_Task prompt_:
Go through the records underneath and write each one out again exactly.

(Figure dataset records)

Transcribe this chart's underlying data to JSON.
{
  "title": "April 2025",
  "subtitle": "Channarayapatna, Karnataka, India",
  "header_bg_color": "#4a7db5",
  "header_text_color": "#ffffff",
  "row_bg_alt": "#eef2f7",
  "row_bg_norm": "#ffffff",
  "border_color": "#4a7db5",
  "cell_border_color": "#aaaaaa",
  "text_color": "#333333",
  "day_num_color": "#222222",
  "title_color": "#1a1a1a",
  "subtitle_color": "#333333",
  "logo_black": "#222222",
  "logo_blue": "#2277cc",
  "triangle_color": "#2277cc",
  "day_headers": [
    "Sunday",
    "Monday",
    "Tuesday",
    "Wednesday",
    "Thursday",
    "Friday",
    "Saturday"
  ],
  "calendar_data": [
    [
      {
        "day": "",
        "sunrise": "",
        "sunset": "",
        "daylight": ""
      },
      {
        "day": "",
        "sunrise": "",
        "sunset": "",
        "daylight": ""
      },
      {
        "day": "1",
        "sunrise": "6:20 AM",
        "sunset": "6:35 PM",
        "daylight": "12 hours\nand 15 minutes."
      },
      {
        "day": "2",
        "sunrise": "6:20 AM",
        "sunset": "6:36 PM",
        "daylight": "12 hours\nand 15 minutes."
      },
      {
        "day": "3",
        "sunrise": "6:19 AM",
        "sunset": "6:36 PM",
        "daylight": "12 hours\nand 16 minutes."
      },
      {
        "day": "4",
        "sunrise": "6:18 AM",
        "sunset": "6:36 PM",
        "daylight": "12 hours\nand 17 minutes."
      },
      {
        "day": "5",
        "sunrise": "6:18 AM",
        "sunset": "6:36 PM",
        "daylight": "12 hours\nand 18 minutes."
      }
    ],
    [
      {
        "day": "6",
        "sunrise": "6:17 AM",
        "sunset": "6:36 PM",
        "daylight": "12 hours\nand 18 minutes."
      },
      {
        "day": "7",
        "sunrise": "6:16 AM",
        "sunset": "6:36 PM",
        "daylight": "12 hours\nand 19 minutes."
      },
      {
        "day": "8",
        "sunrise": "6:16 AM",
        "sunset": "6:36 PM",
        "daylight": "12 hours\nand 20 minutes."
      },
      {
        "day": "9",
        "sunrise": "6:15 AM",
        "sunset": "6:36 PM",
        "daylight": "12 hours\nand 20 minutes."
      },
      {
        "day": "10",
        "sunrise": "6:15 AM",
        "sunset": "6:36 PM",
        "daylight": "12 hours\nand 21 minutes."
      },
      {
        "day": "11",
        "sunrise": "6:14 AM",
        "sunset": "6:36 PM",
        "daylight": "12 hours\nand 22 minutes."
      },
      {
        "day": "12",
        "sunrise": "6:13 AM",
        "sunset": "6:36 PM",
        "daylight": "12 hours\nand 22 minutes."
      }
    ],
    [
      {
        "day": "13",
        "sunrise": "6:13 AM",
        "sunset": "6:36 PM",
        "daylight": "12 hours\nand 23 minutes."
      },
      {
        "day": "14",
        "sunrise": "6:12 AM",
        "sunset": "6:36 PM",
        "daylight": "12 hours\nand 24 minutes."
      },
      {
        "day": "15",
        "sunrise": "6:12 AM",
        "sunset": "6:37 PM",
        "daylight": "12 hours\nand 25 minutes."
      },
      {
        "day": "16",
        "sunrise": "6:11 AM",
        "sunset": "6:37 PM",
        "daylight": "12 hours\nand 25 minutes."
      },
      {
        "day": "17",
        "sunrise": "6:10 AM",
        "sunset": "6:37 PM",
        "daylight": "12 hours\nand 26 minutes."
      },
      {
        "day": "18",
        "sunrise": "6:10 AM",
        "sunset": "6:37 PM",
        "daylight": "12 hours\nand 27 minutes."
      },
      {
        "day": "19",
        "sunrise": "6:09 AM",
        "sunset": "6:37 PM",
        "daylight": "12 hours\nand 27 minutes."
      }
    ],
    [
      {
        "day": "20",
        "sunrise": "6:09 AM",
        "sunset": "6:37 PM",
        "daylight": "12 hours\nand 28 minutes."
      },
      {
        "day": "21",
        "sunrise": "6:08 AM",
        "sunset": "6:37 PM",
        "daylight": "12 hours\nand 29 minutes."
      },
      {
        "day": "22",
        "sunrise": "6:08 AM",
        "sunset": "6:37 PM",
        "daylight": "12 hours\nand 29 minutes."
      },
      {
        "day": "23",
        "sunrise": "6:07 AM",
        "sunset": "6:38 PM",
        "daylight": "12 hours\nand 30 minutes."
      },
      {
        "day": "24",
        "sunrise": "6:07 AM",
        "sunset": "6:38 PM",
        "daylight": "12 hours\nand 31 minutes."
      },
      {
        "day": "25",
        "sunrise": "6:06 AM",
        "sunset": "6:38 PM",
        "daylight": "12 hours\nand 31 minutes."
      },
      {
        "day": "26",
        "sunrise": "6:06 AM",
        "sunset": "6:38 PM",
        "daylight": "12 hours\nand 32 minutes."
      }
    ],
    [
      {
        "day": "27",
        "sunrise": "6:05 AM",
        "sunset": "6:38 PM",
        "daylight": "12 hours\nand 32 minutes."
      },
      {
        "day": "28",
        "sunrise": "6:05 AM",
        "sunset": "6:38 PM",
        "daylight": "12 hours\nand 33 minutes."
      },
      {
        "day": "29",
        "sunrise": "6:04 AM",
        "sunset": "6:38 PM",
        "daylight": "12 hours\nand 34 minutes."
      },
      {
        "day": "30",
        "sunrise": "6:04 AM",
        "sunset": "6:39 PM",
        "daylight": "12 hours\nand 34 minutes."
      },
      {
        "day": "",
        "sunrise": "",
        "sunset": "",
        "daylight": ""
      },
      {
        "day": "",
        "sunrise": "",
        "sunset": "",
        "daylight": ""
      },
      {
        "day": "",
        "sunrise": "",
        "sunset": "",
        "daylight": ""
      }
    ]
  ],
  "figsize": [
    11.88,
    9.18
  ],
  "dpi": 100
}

_Full output_:
Transcribe this chart's underlying data to JSON.
{
  "title": "April 2025",
  "subtitle": "Channarayapatna, Karnataka, India",
  "header_bg_color": "#4a7db5",
  "header_text_color": "#ffffff",
  "row_bg_alt": "#eef2f7",
  "row_bg_norm": "#ffffff",
  "border_color": "#4a7db5",
  "cell_border_color": "#aaaaaa",
  "text_color": "#333333",
  "day_num_color": "#222222",
  "title_color": "#1a1a1a",
  "subtitle_color": "#333333",
  "logo_black": "#222222",
  "logo_blue": "#2277cc",
  "triangle_color": "#2277cc",
  "day_headers": [
    "Sunday",
    "Monday",
    "Tuesday",
    "Wednesday",
    "Thursday",
    "Friday",
    "Saturday"
  ],
  "calendar_data": [
    [
      {
        "day": "",
        "sunrise": "",
        "sunset": "",
        "daylight": ""
      },
      {
        "day": "",
        "sunrise": "",
        "sunset": "",
        "daylight": ""
      },
      {
        "day": "1",
        "sunrise": "6:20 AM",
        "sunset": "6:35 PM",
        "daylight": "12 hours\nand 15 minutes."
      },
      {
        "day": "2",
        "sunrise": "6:20 AM",
        "sunset": "6:36 PM",
        "daylight": "12 hours\nand 15 minutes."
      },
      {
        "day": "3",
        "sunrise": "6:19 AM",
        "sunset": "6:36 PM",
        "daylight": "12 hours\nand 16 minutes."
      },
      {
        "day": "4",
        "sunrise": "6:18 AM",
        "sunset": "6:36 PM",
        "daylight": "12 hours\nand 17 minutes."
      },
      {
        "day": "5",
        "sunrise": "6:18 AM",
        "sunset": "6:36 PM",
        "daylight": "12 hours\nand 18 minutes."
      }
    ],
    [
      {
        "day": "6",
        "sunrise": "6:17 AM",
        "sunset": "6:36 PM",
        "daylight": "12 hours\nand 18 minutes."
      },
      {
        "day": "7",
        "sunrise": "6:16 AM",
        "sunset": "6:36 PM",
        "daylight": "12 hours\nand 19 minutes."
      },
      {
        "day": "8",
        "sunrise": "6:16 AM",
        "sunset": "6:36 PM",
        "daylight": "12 hours\nand 20 minutes."
      },
      {
        "day": "9",
        "sunrise": "6:15 AM",
        "sunset": "6:36 PM",
        "daylight": "12 hours\nand 20 minutes."
      },
      {
        "day": "10",
        "sunrise": "6:15 AM",
        "sunset": "6:36 PM",
        "daylight": "12 hours\nand 21 minutes."
      },
      {
        "day": "11",
        "sunrise": "6:14 AM",
        "sunset": "6:36 PM",
        "daylight": "12 hours\nand 22 minutes."
      },
      {
        "day": "12",
        "sunrise": "6:13 AM",
        "sunset": "6:36 PM",
        "daylight": "12 hours\nand 22 minutes."
      }
    ],
    [
      {
        "day": "13",
        "sunrise": "6:13 AM",
        "sunset": "6:36 PM",
        "daylight": "12 hours\nand 23 minutes."
      },
      {
        "day": "14",
        "sunrise": "6:12 AM",
        "sunset": "6:36 PM",
        "daylight": "12 hours\nand 24 minutes."
      },
      {
        "day": "15",
        "sunrise": "6:12 AM",
        "sunset": "6:37 PM",
        "daylight": "12 hours\nand 25 minutes."
      },
      {
        "day": "16",
        "sunrise": "6:11 AM",
        "sunset": "6:37 PM",
        "daylight": "12 hours\nand 25 minutes."
      },
      {
        "day": "17",
        "sunrise": "6:10 AM",
        "sunset": "6:37 PM",
        "daylight": "12 hours\nand 26 minutes."
      },
      {
        "day": "18",
        "sunrise": "6:10 AM",
        "sunset": "6:37 PM",
        "daylight": "12 hours\nand 27 minutes."
      },
      {
        "day": "19",
        "sunrise": "6:09 AM",
        "sunset": "6:37 PM",
        "daylight": "12 hours\nand 27 minutes."
      }
    ],
    [
      {
        "day": "20",
        "sunrise": "6:09 AM",
        "sunset": "6:37 PM",
        "daylight": "12 hours\nand 28 minutes."
      },
      {
        "day": "21",
        "sunrise": "6:08 AM",
        "sunset": "6:37 PM",
        "daylight": "12 hours\nand 29 minutes."
      },
      {
        "day": "22",
        "sunrise": "6:08 AM",
        "sunset": "6:37 PM",
        "daylight": "12 hours\nand 29 minutes."
      },
      {
        "day": "23",
        "sunrise": "6:07 AM",
        "sunset": "6:38 PM",
        "daylight": "12 hours\nand 30 minutes."
      },
      {
        "day": "24",
        "sunrise": "6:07 AM",
        "sunset": "6:38 PM",
        "daylight": "12 hours\nand 31 minutes."
      },
      {
        "day": "25",
        "sunrise": "6:06 AM",
        "sunset": "6:38 PM",
        "daylight": "12 hours\nand 31 minutes."
      },
      {
        "day": "26",
        "sunrise": "6:06 AM",
        "sunset": "6:38 PM",
        "daylight": "12 hours\nand 32 minutes."
      }
    ],
    [
      {
        "day": "27",
        "sunrise": "6:05 AM",
        "sunset": "6:38 PM",
        "daylight": "12 hours\nand 32 minutes."
      },
      {
        "day": "28",
        "sunrise": "6:05 AM",
        "sunset": "6:38 PM",
        "daylight": "12 hours\nand 33 minutes."
      },
      {
        "day": "29",
        "sunrise": "6:04 AM",
        "sunset": "6:38 PM",
        "daylight": "12 hours\nand 34 minutes."
      },
      {
        "day": "30",
        "sunrise": "6:04 AM",
        "sunset": "6:39 PM",
        "daylight": "12 hours\nand 34 minutes."
      },
      {
        "day": "",
        "sunrise": "",
        "sunset": "",
        "daylight": ""
      },
      {
        "day": "",
        "sunrise": "",
        "sunset": "",
        "daylight": ""
      },
      {
        "day": "",
        "sunrise": "",
        "sunset": "",
        "daylight": ""
      }
    ]
  ],
  "figsize": [
    11.88,
    9.18
  ],
  "dpi": 100
}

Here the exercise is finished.